>> Start Selection

Is there a strong psychological impact that is affecting his mind? I really hope that there is no lasting physical or psychological damage to his well being. When I did asked him if he liked it, he said no and that I had promised not to do it again. I agreed reluctantly and slowly watched his attitude slide back to its original ugly form.

 

Elise I want so much to continue to penetrate him (due to its positive effect on his attitude), to have him orally service me and most of all tell me 'NO" in the face when he ask for oral favors. Can a dominant woman be too selfish?

 

He has hinted at marriage and I've only given him hints that I will consider his behavior and attitude. Therefore all these issues all very important to me.

 

 

From Audrey A:

 

Hello Elise.  I enjoy your site very much as it is very informative and entertaining.  I'd like to share with you how I introduced my husband into a life of servitude on our wedding night.

 

I'm 38, live in New York City, very petite, only 4'11" tall and I weigh all of ninety pounds.  However I possess a very dominant personality and am not someone to be taken lightly, especially by males.  I have always felt that as a woman I am inherently superior to men.  My husband (Duane) revealed to me his submissive side and longings while we were dating, i.e., he longed to serve me, have me whip him, etc.  I had never actually participated in these activities but had fantasized about them, and so I eagerly began to "play" along.  A funny thing happened - I really came to enjoy these "play" sessions and found that I wanted them to become more than just "play".  I mean, having a man serve me night and day according to my whims and commands, how could I pass this up?

 

When my husband proposed marriage, I accepted on the condition that from then on he would be my slave, not as a game, but for real.  I explained to him that I would assume control of all of our assets and finances, that he was to obey my every command unquestioningly, accept any punishment or torment gladly, and that he was to regard my rule in the household as absolute.  I further explained that he was to treat and regard me as he would a queen or Goddess, and that in essence he was forfeiting his rights to me.  I told him that I was dead serious about this, that there was to be no compromise, and if he didn't want to go through with it he should leave now.  He was nervous about it but also desperate.  He loved being my slave and he was crazy with lust - I'd already begun depriving him sexually.  In the end he agreed.

>> End Selection

Reproduce the letters to Elise above in full, word for word.

>> Start Dataset rows

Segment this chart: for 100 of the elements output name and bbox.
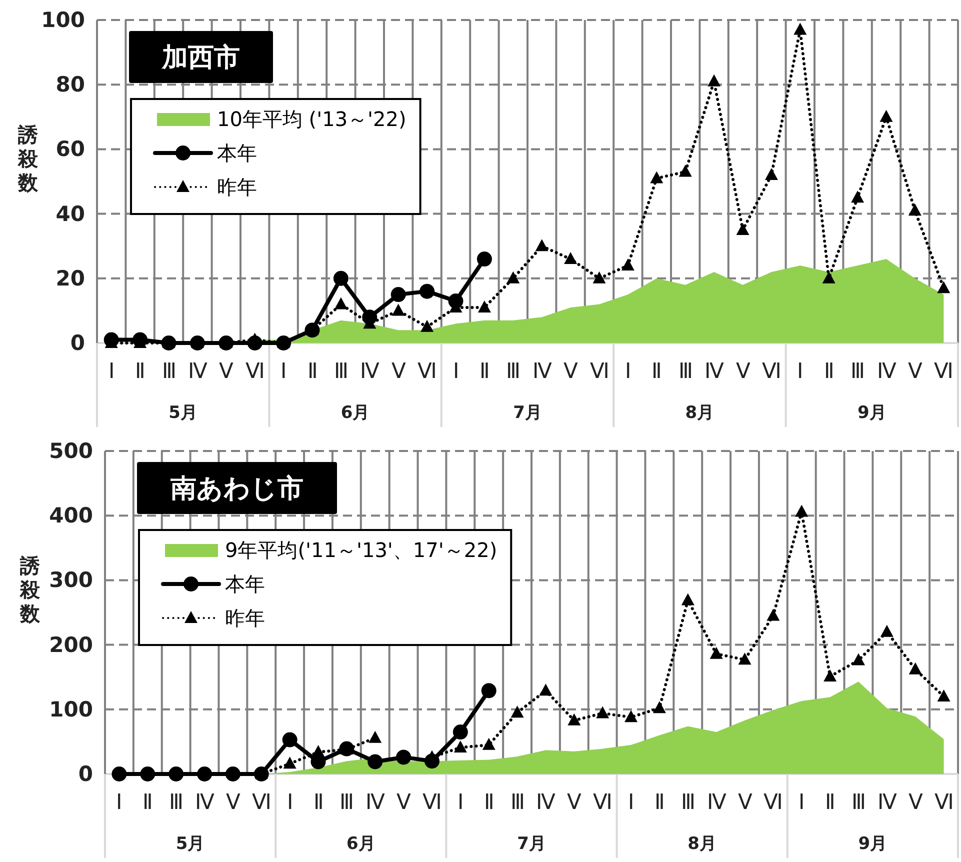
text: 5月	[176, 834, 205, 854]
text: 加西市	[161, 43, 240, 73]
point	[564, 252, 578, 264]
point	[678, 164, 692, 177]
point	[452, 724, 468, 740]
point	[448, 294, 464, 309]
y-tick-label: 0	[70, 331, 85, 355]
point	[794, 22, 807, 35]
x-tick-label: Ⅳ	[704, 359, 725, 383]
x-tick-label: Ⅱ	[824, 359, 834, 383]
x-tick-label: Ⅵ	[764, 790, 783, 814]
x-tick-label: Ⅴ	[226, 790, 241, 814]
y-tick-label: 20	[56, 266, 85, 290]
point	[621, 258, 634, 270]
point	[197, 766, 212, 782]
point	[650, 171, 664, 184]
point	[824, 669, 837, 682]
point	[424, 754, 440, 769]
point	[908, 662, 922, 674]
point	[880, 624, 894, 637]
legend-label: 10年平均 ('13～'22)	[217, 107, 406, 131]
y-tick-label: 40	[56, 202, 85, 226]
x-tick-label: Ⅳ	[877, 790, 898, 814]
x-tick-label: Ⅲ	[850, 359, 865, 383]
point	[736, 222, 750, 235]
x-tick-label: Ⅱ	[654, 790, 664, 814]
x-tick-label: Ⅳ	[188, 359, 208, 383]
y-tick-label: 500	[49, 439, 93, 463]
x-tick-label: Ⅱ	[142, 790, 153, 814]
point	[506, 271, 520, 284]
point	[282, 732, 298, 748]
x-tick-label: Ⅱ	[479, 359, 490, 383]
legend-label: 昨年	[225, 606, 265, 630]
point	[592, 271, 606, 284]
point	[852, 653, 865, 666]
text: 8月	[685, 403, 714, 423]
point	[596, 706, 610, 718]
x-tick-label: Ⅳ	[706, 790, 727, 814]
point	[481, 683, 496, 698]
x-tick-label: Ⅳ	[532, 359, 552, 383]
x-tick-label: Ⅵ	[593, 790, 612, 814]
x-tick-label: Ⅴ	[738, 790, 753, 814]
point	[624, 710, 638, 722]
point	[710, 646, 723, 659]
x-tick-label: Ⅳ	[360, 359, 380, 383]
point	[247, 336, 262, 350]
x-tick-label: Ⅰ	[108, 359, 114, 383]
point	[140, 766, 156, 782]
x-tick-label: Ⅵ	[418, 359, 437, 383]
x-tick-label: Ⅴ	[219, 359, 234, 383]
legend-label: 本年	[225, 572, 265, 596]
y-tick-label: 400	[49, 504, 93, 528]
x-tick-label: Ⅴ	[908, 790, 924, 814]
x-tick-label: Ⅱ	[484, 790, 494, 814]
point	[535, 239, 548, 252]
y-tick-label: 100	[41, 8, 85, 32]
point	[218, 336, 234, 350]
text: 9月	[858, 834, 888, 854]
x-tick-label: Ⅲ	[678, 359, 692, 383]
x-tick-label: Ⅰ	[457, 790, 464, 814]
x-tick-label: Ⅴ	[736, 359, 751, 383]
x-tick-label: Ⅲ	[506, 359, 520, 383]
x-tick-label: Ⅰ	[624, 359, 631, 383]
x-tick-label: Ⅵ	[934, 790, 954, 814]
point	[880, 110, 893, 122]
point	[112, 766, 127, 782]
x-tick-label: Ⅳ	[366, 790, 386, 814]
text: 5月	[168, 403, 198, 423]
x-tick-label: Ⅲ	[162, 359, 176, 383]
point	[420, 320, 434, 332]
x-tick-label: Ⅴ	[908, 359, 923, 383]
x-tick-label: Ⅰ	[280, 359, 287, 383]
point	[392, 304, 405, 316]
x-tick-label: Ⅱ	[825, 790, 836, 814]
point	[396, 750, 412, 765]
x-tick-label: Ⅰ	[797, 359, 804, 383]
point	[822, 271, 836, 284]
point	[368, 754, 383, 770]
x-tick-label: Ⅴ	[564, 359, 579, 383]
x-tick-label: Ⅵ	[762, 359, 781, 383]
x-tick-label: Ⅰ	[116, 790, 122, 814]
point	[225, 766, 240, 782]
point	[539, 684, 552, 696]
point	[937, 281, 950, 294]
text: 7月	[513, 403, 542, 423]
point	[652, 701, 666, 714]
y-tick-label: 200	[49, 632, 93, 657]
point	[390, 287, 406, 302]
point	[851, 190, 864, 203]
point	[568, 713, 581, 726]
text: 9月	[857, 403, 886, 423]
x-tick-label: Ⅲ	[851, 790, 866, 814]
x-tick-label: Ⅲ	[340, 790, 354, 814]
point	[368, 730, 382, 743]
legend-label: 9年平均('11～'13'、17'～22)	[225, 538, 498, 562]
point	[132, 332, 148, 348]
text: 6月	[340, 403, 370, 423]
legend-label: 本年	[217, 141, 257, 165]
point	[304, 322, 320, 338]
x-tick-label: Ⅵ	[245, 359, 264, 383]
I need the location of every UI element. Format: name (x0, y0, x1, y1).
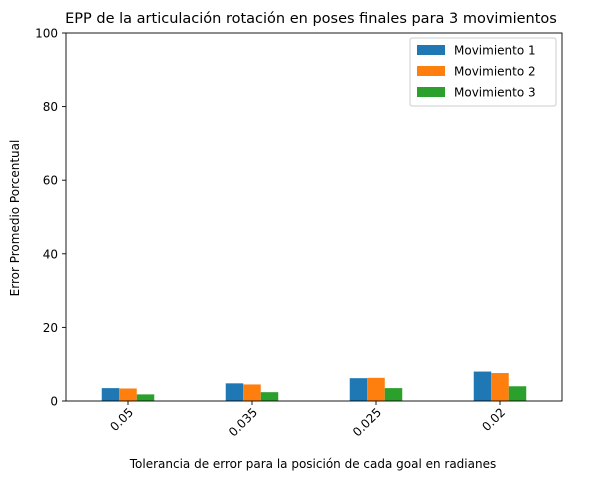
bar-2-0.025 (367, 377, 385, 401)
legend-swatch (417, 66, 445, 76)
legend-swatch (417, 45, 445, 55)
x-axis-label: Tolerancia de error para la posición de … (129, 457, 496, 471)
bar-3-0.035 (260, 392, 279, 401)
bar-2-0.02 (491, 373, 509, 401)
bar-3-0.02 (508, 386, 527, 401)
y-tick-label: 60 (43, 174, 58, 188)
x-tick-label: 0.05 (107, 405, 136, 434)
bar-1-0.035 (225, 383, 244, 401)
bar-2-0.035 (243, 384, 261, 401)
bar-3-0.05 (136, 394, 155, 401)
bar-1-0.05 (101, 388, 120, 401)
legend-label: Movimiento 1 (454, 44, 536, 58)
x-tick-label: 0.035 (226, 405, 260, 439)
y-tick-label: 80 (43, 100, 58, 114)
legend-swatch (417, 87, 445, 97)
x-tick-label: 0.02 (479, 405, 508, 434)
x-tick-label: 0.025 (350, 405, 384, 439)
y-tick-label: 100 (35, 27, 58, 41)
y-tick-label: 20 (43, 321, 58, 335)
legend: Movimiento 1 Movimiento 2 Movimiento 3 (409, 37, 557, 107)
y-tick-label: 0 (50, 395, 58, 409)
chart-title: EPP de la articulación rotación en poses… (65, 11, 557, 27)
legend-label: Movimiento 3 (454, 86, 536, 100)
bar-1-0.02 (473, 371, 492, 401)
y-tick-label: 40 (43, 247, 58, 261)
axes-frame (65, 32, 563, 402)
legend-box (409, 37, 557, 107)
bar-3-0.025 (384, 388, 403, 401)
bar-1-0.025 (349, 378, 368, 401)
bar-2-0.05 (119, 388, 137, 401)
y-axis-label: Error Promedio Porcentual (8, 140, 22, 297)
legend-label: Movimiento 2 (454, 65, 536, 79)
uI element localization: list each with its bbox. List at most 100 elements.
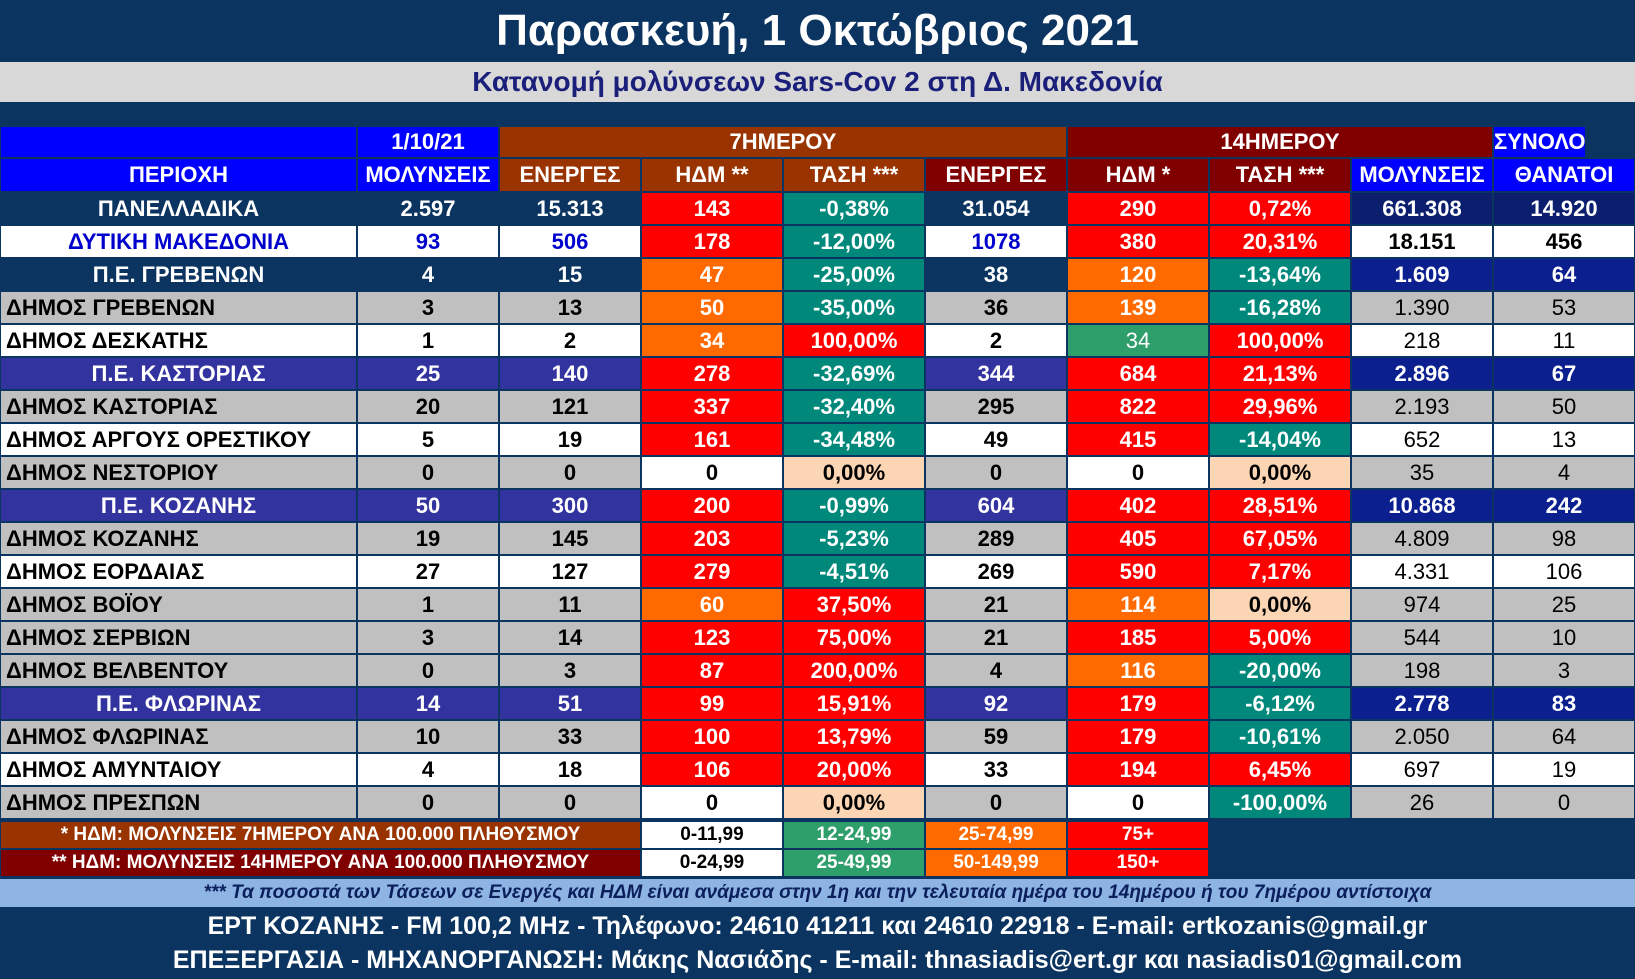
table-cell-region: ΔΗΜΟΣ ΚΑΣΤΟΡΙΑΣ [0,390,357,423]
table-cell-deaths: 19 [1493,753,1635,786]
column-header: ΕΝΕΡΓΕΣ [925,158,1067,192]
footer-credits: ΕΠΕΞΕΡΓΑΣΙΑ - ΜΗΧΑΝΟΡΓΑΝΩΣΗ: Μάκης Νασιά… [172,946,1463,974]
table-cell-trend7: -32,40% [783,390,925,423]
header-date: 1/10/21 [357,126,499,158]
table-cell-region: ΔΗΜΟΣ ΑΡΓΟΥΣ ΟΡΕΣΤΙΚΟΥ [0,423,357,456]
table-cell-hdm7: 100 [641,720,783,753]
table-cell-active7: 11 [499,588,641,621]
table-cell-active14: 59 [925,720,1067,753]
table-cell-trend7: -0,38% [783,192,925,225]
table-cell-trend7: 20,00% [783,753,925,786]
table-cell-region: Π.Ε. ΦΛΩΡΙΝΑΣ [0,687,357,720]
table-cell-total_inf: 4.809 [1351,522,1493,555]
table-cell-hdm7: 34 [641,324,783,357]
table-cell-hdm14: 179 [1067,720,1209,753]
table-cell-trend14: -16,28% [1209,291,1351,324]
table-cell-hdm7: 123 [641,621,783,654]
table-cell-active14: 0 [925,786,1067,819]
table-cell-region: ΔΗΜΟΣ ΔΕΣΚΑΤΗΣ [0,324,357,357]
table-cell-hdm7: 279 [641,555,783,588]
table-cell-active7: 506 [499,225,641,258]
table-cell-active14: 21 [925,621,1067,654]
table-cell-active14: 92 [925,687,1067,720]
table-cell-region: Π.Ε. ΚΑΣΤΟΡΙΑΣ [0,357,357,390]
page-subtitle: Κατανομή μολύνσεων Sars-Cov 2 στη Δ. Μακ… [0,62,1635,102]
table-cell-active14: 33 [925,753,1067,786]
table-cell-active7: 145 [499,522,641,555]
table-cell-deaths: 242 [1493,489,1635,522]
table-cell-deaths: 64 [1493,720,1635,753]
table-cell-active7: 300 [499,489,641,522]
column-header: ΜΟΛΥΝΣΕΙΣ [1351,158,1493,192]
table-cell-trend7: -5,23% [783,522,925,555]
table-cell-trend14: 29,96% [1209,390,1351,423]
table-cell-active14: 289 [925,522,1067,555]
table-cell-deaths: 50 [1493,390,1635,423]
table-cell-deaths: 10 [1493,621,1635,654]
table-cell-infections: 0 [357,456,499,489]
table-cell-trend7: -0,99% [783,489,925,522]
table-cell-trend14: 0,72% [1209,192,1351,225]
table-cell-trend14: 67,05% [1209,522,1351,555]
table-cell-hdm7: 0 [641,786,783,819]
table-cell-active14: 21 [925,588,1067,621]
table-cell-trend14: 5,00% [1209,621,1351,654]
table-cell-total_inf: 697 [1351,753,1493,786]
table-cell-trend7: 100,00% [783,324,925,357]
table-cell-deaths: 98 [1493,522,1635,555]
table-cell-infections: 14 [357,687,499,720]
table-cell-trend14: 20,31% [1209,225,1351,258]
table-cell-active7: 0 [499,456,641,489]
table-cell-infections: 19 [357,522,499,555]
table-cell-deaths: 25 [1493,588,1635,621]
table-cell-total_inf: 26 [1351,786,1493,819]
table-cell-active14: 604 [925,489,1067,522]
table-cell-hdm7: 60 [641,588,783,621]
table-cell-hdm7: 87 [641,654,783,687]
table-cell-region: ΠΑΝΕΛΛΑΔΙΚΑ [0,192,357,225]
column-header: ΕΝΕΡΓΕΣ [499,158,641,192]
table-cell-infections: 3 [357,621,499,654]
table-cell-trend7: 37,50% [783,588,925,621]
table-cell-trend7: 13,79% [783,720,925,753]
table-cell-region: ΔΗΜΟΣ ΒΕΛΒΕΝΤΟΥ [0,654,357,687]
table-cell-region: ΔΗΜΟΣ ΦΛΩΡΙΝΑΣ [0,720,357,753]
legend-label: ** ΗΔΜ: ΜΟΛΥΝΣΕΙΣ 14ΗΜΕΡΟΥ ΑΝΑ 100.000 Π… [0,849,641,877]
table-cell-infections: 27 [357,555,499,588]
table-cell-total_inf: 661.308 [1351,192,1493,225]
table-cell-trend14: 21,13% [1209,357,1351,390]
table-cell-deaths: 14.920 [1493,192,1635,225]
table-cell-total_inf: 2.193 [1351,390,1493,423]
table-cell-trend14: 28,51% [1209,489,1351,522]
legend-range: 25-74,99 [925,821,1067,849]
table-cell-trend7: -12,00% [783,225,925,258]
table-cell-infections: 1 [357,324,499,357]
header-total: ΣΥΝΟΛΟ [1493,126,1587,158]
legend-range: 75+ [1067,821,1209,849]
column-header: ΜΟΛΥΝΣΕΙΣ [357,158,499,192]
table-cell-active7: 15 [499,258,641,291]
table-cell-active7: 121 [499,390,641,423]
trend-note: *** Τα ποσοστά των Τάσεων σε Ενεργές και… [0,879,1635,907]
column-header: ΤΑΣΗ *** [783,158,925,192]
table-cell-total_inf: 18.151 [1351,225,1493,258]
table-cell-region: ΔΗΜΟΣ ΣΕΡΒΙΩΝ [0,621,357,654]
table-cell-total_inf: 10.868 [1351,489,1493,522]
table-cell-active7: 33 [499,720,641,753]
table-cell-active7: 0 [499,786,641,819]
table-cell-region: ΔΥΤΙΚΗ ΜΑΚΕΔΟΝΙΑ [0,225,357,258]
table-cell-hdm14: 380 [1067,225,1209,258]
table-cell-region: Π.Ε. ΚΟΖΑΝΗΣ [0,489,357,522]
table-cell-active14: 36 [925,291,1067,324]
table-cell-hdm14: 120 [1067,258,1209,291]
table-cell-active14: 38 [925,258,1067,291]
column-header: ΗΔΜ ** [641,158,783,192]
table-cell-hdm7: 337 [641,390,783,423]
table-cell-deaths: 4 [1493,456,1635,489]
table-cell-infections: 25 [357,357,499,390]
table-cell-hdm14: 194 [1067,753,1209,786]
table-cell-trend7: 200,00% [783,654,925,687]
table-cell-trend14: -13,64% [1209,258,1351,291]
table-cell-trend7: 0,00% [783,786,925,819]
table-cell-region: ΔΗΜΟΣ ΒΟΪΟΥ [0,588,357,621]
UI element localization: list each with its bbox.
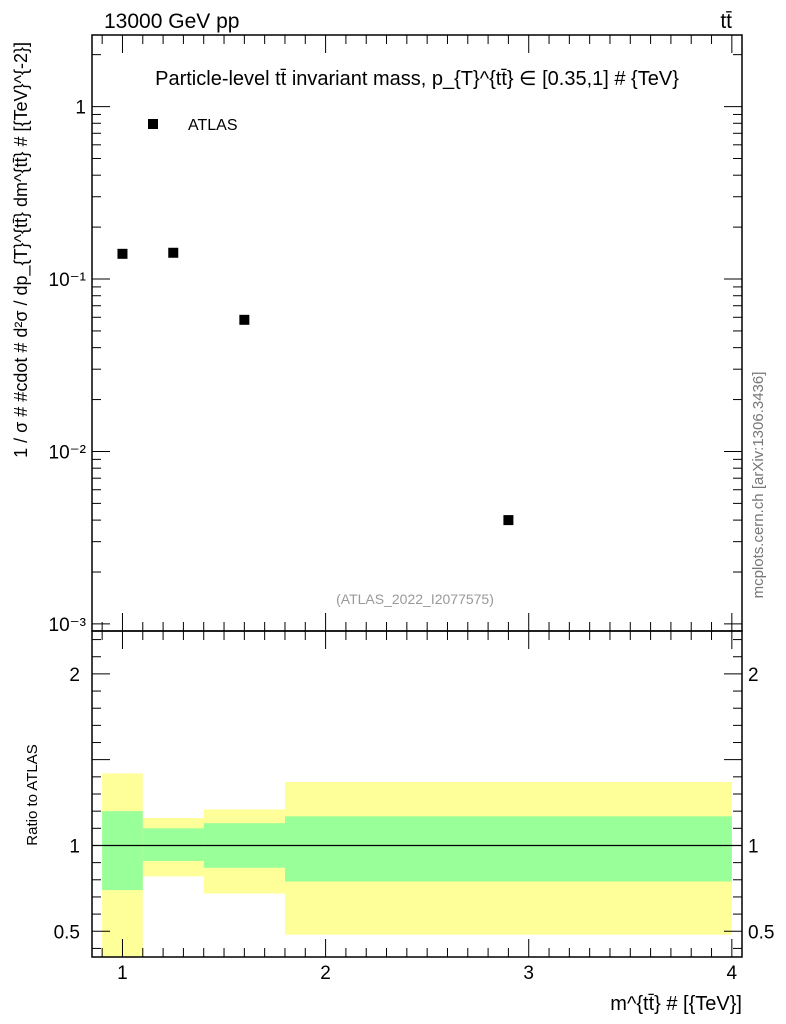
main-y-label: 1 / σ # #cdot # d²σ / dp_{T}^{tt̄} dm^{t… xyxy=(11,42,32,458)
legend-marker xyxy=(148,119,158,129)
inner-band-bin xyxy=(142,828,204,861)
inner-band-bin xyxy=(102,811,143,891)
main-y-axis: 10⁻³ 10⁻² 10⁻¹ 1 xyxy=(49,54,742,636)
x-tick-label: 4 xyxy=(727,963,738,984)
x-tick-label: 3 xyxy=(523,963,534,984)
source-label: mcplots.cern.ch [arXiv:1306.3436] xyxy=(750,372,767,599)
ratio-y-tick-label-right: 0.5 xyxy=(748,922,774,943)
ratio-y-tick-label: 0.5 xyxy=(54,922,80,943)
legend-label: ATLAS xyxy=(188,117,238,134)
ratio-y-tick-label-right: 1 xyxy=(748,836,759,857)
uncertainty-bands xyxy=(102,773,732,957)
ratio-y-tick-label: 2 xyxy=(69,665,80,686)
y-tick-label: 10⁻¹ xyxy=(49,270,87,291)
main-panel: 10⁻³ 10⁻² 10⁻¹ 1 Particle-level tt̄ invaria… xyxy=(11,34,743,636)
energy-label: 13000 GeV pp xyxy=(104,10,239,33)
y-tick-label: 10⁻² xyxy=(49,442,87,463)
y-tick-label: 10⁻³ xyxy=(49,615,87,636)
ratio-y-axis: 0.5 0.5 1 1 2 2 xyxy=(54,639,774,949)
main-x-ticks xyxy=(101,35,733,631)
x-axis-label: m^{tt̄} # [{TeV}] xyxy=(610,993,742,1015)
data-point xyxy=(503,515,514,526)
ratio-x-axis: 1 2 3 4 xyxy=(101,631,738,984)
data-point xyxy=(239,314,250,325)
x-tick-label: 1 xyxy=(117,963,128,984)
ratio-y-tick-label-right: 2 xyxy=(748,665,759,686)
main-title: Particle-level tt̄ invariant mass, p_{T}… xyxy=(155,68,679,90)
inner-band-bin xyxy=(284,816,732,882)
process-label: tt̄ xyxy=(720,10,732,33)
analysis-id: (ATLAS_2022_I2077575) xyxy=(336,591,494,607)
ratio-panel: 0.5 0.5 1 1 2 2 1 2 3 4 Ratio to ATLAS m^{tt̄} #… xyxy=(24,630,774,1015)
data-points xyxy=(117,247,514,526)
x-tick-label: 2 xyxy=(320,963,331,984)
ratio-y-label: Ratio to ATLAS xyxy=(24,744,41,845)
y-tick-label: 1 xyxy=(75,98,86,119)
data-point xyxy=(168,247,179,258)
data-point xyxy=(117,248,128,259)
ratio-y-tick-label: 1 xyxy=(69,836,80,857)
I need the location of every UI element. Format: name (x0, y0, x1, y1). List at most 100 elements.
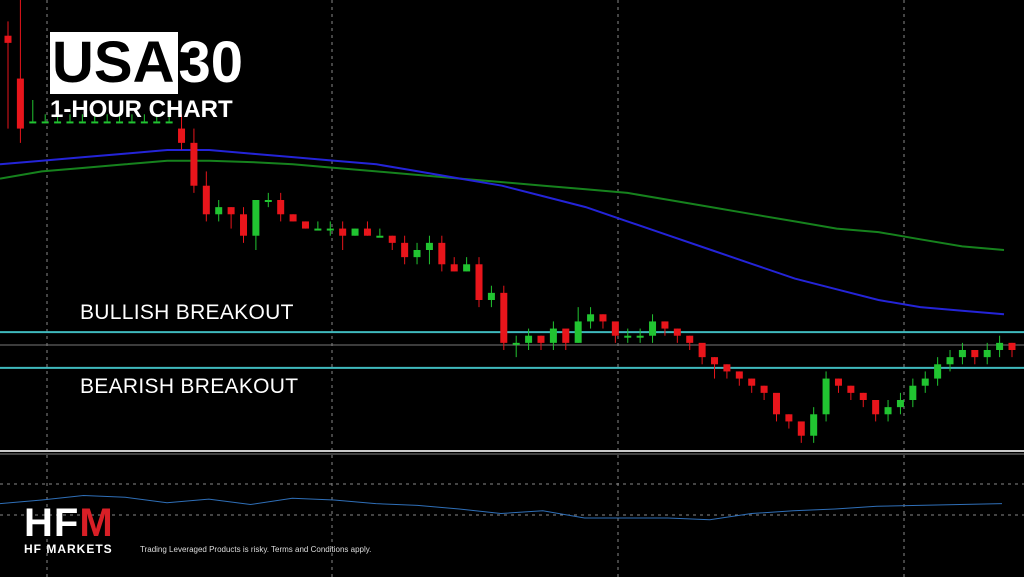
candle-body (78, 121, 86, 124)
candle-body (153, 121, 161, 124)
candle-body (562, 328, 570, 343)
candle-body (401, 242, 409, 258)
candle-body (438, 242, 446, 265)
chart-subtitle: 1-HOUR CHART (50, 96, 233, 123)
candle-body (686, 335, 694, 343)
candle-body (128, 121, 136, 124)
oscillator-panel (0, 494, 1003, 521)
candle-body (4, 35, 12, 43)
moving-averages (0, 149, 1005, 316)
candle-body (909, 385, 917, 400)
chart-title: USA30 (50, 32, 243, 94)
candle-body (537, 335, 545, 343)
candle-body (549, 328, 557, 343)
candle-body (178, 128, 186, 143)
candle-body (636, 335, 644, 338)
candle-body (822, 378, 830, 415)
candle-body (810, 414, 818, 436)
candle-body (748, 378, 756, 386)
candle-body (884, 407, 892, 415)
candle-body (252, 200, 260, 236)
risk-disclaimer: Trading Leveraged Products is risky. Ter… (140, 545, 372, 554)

>> End Dataset rows

**Written reply**
Is there a strong psychological impact that is affecting his mind? I really hope that there is no lasting physical or psychological damage to his well being. When I did asked him if he liked it, he said no and that I had promised not to do it again. I agreed reluctantly and slowly watched his attitude slide back to its original ugly form.

 

Elise I want so much to continue to penetrate him (due to its positive effect on his attitude), to have him orally service me and most of all tell me 'NO" in the face when he ask for oral favors. Can a dominant woman be too selfish?

 

He has hinted at marriage and I've only given him hints that I will consider his behavior and attitude. Therefore all these issues all very important to me.

 

 

From Audrey A:

 

Hello Elise.  I enjoy your site very much as it is very informative and entertaining.  I'd like to share with you how I introduced my husband into a life of servitude on our wedding night.

 

I'm 38, live in New York City, very petite, only 4'11" tall and I weigh all of ninety pounds.  However I possess a very dominant personality and am not someone to be taken lightly, especially by males.  I have always felt that as a woman I am inherently superior to men.  My husband (Duane) revealed to me his submissive side and longings while we were dating, i.e., he longed to serve me, have me whip him, etc.  I had never actually participated in these activities but had fantasized about them, and so I eagerly began to "play" along.  A funny thing happened - I really came to enjoy these "play" sessions and found that I wanted them to become more than just "play".  I mean, having a man serve me night and day according to my whims and commands, how could I pass this up?

 

When my husband proposed marriage, I accepted on the condition that from then on he would be my slave, not as a game, but for real.  I explained to him that I would assume control of all of our assets and finances, that he was to obey my every command unquestioningly, accept any punishment or torment gladly, and that he was to regard my rule in the household as absolute.  I further explained that he was to treat and regard me as he would a queen or Goddess, and that in essence he was forfeiting his rights to me.  I told him that I was dead serious about this, that there was to be no compromise, and if he didn't want to go through with it he should leave now.  He was nervous about it but also desperate.  He loved being my slave and he was crazy with lust - I'd already begun depriving him sexually.  In the end he agreed.